Aim >>
Which lines include the word "为农业农村部统计调查监测数据"? Copy each of them.

┄┄┄┄┄┄┄┄┄┄

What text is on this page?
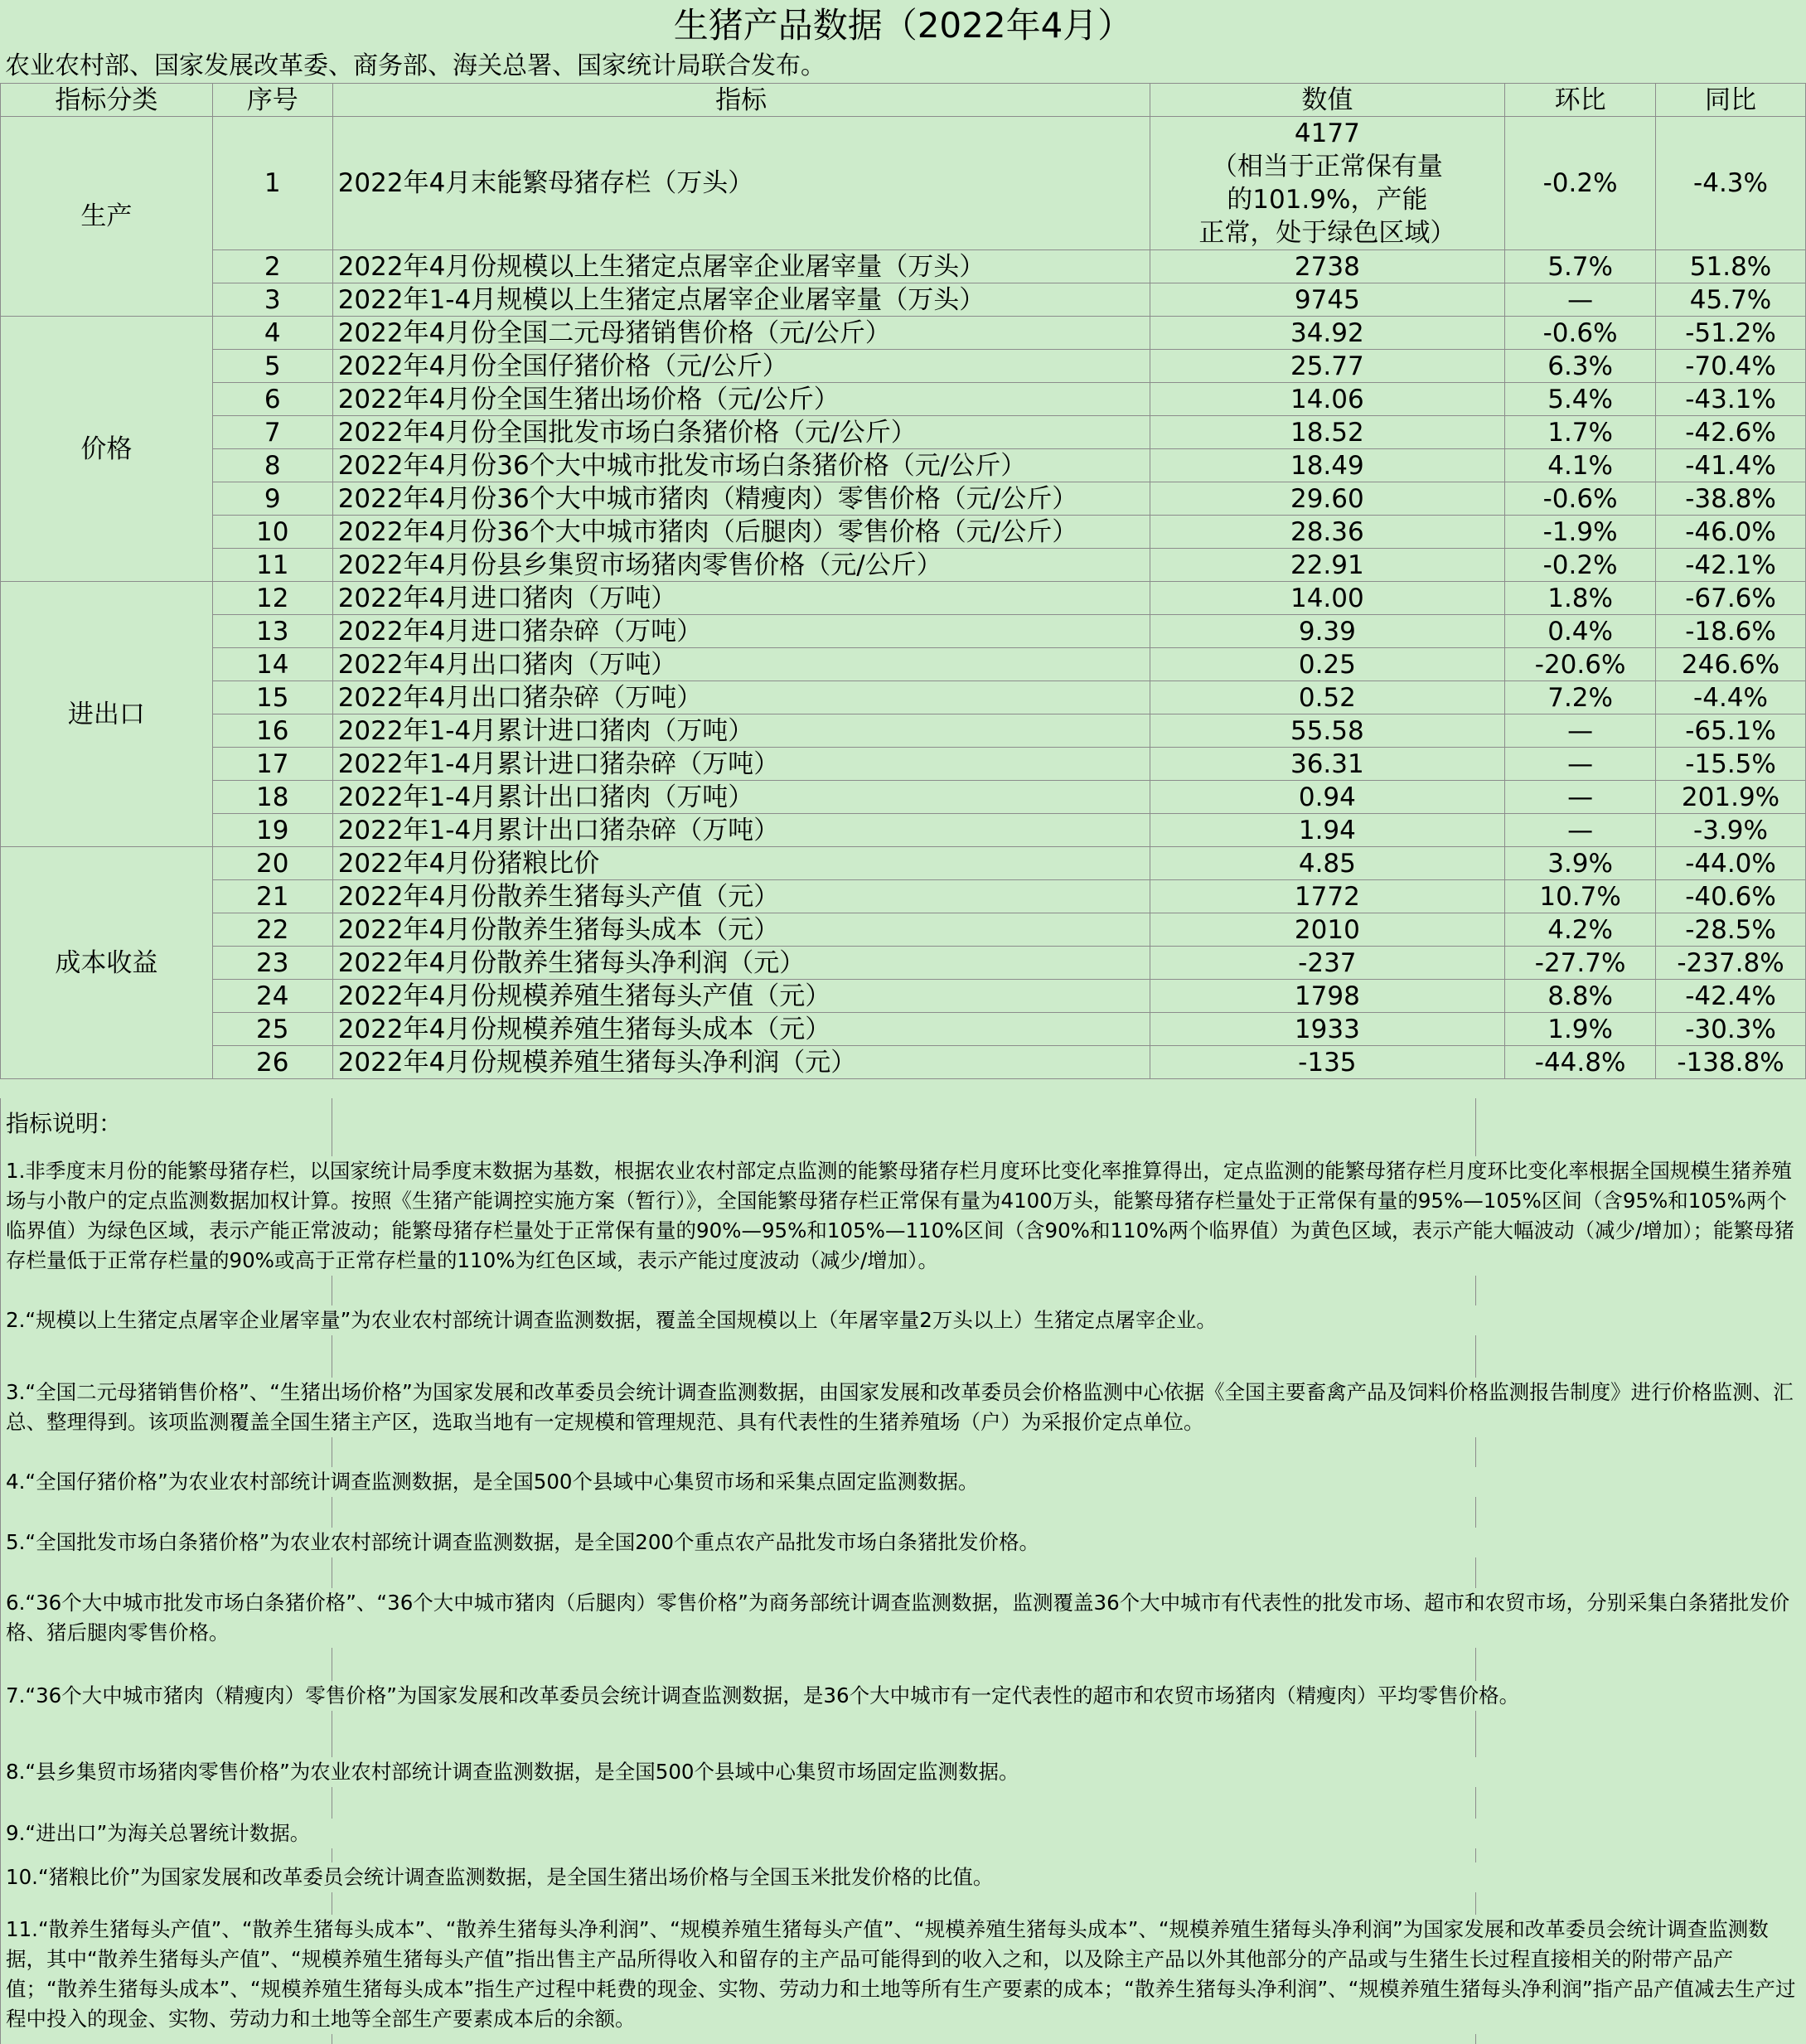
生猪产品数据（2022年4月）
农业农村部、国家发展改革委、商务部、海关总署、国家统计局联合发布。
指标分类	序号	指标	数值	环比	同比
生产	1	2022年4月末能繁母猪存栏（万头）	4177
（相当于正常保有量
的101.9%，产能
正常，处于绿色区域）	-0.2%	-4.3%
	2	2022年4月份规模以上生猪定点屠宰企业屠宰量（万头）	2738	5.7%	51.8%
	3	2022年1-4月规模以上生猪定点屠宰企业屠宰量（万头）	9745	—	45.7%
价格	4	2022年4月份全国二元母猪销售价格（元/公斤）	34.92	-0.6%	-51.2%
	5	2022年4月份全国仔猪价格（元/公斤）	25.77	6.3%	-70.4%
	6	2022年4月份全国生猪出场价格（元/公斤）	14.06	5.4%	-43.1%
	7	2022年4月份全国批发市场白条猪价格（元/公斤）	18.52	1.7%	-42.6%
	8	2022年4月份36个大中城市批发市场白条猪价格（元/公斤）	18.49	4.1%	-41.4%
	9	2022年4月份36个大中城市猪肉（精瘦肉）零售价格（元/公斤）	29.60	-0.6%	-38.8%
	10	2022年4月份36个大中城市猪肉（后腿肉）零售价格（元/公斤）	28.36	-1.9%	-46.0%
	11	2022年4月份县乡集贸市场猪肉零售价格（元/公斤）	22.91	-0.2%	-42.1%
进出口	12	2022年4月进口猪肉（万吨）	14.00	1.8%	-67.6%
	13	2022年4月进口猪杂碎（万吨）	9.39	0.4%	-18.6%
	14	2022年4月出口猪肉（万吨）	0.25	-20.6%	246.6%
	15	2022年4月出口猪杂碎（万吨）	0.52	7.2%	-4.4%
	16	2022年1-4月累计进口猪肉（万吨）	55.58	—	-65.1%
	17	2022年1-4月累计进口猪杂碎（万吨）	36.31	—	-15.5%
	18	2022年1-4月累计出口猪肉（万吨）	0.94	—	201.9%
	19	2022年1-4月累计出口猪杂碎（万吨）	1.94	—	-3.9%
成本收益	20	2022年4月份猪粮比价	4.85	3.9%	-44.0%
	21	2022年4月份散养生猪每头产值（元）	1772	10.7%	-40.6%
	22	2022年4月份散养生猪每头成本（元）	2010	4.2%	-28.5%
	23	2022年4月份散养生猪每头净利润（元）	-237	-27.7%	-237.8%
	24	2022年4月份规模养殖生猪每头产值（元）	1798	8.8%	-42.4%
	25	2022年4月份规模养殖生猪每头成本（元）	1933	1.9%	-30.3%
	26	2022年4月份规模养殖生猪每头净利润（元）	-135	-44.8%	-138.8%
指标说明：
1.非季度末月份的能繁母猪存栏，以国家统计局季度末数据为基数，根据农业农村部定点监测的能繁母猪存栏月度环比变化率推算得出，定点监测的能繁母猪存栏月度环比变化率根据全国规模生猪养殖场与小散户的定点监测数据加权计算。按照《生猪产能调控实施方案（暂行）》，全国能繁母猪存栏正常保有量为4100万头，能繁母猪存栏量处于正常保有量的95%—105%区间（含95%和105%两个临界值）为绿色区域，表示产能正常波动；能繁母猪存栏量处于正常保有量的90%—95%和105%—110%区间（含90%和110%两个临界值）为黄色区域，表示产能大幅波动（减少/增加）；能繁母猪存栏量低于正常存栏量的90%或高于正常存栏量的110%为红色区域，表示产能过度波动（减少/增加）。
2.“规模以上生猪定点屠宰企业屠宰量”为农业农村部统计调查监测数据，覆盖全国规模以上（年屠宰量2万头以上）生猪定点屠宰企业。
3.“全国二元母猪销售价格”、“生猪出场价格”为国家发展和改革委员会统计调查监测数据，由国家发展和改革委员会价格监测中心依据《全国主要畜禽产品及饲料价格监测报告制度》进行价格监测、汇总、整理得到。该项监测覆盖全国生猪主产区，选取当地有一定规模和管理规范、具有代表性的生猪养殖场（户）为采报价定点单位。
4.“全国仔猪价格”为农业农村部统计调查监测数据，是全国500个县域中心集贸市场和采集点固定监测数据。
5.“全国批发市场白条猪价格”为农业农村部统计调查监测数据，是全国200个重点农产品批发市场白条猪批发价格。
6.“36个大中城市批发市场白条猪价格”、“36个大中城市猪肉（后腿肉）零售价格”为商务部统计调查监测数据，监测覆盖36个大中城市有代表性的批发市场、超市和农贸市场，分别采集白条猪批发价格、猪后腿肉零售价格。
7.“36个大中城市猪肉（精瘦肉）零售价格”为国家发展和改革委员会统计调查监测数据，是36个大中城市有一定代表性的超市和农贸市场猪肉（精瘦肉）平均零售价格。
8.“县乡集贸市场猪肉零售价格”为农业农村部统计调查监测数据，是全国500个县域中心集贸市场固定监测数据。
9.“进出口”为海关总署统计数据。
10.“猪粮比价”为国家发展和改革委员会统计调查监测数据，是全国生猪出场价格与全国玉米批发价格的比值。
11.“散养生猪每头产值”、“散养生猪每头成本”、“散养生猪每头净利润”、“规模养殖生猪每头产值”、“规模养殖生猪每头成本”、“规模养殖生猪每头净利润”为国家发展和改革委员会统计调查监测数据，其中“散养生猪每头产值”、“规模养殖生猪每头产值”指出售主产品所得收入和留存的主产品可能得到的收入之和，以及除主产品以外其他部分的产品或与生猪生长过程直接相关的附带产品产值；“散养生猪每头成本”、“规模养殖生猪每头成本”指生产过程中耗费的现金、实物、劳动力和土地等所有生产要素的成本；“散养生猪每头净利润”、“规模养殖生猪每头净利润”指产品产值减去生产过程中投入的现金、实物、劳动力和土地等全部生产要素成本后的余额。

┄┄┄┄┄┄┄┄┄┄

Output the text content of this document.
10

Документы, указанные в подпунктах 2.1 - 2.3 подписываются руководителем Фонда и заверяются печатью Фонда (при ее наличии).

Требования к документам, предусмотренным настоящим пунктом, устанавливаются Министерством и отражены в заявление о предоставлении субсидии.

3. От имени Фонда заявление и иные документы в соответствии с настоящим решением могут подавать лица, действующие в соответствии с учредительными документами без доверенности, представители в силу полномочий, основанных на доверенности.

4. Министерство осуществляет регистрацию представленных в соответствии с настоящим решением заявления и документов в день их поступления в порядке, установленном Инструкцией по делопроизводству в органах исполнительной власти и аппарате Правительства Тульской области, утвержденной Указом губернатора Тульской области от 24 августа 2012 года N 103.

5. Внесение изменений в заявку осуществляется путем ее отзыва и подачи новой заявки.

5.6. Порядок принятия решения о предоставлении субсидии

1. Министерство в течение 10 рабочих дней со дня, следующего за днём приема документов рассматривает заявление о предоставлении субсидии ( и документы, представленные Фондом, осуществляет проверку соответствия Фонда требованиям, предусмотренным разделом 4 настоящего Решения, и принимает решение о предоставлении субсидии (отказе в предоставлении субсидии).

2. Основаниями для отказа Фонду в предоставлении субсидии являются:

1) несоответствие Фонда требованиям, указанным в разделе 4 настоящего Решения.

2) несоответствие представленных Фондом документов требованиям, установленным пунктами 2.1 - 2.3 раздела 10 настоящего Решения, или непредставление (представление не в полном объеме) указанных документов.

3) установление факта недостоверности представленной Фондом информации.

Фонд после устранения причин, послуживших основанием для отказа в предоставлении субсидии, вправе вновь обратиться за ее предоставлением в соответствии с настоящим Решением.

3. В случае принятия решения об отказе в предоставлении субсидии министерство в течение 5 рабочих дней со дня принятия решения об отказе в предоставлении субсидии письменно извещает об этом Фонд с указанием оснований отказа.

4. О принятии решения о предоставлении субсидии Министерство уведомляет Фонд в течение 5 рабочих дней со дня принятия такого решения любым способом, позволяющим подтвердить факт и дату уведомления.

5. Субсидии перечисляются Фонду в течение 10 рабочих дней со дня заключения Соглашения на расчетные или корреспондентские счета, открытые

┄┄┄┄┄┄┄┄┄┄

Task result >>
2.“规模以上生猪定点屠宰企业屠宰量”为农业农村部统计调查监测数据，覆盖全国规模以上（年屠宰量2万头以上）生猪定点屠宰企业。
4.“全国仔猪价格”为农业农村部统计调查监测数据，是全国500个县域中心集贸市场和采集点固定监测数据。
5.“全国批发市场白条猪价格”为农业农村部统计调查监测数据，是全国200个重点农产品批发市场白条猪批发价格。
8.“县乡集贸市场猪肉零售价格”为农业农村部统计调查监测数据，是全国500个县域中心集贸市场固定监测数据。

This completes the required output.